# OBJECTIVE
Whenever a line contains the string "desde", copy it out of the entries.

# EXCERPTED RECORDS

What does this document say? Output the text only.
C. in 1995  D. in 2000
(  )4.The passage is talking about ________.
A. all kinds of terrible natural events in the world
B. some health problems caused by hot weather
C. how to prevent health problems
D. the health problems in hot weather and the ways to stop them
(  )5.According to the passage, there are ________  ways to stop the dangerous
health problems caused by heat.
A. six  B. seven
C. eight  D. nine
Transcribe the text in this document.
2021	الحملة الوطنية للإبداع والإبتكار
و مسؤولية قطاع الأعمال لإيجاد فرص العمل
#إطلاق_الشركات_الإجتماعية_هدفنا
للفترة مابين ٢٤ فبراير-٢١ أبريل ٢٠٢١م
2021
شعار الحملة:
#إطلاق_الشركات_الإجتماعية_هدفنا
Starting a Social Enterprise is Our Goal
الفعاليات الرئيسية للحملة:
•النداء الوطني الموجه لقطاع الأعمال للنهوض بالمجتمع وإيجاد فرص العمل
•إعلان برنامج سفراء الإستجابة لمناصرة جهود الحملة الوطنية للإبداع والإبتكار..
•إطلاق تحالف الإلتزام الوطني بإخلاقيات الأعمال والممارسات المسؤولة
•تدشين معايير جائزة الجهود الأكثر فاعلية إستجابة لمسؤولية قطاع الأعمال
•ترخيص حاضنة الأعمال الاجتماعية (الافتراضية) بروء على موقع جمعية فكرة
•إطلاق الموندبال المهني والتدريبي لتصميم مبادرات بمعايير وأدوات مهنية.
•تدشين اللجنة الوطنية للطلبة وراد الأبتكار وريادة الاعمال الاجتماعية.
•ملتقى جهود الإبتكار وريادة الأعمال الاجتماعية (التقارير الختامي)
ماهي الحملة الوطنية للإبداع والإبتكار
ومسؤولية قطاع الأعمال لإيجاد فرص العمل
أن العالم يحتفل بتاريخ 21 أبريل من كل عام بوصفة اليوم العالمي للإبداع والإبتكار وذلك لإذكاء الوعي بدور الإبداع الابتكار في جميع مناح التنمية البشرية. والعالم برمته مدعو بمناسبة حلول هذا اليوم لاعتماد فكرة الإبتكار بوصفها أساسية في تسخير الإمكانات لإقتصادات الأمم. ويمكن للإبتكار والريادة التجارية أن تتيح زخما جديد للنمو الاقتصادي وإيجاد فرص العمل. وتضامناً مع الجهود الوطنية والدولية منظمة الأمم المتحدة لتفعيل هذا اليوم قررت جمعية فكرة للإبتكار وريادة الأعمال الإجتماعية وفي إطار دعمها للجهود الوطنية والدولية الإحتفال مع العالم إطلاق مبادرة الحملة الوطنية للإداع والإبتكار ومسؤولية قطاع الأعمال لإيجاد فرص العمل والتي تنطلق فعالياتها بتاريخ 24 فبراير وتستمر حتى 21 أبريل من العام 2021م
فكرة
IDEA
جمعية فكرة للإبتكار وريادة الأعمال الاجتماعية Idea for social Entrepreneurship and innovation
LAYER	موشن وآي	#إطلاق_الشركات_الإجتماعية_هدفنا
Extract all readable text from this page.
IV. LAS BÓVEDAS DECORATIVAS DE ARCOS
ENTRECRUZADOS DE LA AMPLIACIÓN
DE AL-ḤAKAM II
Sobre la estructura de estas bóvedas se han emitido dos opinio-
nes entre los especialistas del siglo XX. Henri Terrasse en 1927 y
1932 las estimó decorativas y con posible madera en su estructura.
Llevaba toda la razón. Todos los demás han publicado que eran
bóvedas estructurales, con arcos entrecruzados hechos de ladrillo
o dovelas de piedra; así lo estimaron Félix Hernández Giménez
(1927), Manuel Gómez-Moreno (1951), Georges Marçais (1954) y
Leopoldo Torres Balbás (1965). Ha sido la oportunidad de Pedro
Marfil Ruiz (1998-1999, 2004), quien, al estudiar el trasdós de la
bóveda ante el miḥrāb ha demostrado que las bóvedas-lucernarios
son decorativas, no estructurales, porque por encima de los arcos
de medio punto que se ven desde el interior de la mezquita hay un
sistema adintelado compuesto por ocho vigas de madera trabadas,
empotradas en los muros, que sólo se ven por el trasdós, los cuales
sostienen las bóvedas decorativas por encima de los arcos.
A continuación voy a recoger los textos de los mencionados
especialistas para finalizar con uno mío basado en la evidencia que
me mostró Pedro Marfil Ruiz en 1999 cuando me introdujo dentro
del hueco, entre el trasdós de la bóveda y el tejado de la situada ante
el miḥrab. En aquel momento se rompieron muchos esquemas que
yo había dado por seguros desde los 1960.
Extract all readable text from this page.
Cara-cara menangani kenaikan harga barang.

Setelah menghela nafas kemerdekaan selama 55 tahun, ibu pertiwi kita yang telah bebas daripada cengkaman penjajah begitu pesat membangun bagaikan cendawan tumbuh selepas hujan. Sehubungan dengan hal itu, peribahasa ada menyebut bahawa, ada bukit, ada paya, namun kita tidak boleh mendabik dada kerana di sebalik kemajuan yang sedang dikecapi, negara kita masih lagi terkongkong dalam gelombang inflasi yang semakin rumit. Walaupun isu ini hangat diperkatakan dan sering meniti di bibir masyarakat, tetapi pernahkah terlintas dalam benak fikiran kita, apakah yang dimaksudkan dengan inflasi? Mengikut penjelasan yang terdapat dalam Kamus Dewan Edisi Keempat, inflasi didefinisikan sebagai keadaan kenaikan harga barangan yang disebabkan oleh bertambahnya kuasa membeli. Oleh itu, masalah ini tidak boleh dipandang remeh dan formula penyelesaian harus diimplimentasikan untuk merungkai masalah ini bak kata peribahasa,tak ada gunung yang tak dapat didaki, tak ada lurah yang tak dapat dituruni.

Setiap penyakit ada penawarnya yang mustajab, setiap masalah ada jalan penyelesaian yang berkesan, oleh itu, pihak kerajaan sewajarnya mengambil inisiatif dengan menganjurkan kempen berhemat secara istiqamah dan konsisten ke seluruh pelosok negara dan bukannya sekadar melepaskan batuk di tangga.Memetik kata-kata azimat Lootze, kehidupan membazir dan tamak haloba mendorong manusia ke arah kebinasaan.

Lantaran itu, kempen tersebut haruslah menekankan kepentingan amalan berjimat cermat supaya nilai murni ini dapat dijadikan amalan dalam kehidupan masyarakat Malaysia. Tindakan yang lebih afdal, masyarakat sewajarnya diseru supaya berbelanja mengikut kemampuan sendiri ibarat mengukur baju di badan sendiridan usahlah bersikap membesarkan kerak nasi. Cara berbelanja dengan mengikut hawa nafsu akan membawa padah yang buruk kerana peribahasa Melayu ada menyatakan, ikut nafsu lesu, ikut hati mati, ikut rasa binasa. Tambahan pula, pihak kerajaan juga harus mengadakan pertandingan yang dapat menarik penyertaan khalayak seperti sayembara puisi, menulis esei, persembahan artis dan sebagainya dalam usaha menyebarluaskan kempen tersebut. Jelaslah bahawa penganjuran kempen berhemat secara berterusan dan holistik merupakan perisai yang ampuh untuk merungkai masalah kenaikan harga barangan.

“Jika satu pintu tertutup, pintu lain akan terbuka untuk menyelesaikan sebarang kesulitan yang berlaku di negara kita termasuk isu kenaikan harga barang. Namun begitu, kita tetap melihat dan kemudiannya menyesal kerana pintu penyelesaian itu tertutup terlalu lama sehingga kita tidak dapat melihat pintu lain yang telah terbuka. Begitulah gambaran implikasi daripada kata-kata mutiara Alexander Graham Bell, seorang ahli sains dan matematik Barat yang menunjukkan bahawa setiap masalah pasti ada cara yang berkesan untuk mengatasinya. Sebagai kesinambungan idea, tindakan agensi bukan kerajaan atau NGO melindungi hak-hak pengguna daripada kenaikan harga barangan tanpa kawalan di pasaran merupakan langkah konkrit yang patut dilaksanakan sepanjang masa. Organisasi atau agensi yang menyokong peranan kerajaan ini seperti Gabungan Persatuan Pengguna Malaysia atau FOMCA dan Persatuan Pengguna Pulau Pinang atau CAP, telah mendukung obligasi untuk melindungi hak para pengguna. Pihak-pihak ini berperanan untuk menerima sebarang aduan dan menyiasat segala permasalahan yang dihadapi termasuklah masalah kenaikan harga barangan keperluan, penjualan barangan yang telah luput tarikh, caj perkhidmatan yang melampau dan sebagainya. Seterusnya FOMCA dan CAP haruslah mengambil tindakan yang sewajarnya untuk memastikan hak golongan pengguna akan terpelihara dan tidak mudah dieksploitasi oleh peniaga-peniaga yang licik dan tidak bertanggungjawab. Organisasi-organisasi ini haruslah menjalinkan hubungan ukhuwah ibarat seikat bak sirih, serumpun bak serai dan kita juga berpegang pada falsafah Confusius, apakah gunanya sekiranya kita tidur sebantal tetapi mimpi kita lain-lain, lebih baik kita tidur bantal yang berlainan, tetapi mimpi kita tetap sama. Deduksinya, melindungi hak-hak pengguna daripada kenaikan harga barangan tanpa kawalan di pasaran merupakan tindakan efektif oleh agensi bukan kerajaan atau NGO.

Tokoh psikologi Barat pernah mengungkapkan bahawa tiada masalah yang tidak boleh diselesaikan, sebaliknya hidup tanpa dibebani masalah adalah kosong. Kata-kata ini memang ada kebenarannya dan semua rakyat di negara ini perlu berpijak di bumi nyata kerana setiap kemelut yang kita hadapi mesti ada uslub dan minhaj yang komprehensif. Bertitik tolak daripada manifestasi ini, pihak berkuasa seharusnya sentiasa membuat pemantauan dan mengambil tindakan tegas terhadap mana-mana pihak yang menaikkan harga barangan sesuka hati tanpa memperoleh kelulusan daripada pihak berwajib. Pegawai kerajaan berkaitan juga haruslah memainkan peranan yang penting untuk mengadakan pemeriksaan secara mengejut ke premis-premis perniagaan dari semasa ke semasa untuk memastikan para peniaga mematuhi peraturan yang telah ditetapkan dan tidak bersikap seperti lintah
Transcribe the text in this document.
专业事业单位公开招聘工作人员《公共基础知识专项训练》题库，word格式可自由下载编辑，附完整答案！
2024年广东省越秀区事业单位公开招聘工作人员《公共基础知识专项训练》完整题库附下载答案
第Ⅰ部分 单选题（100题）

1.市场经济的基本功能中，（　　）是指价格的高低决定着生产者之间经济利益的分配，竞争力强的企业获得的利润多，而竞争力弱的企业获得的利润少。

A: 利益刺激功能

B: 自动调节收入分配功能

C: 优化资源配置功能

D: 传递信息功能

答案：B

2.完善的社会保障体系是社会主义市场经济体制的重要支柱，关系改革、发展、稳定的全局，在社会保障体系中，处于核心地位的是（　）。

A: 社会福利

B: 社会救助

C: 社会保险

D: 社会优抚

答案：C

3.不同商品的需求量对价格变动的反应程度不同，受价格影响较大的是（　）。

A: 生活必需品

# WRITTEN REPLY
de medio punto que se ven desde el interior de la mezquita hay un
yo había dado por seguros desde los 1960.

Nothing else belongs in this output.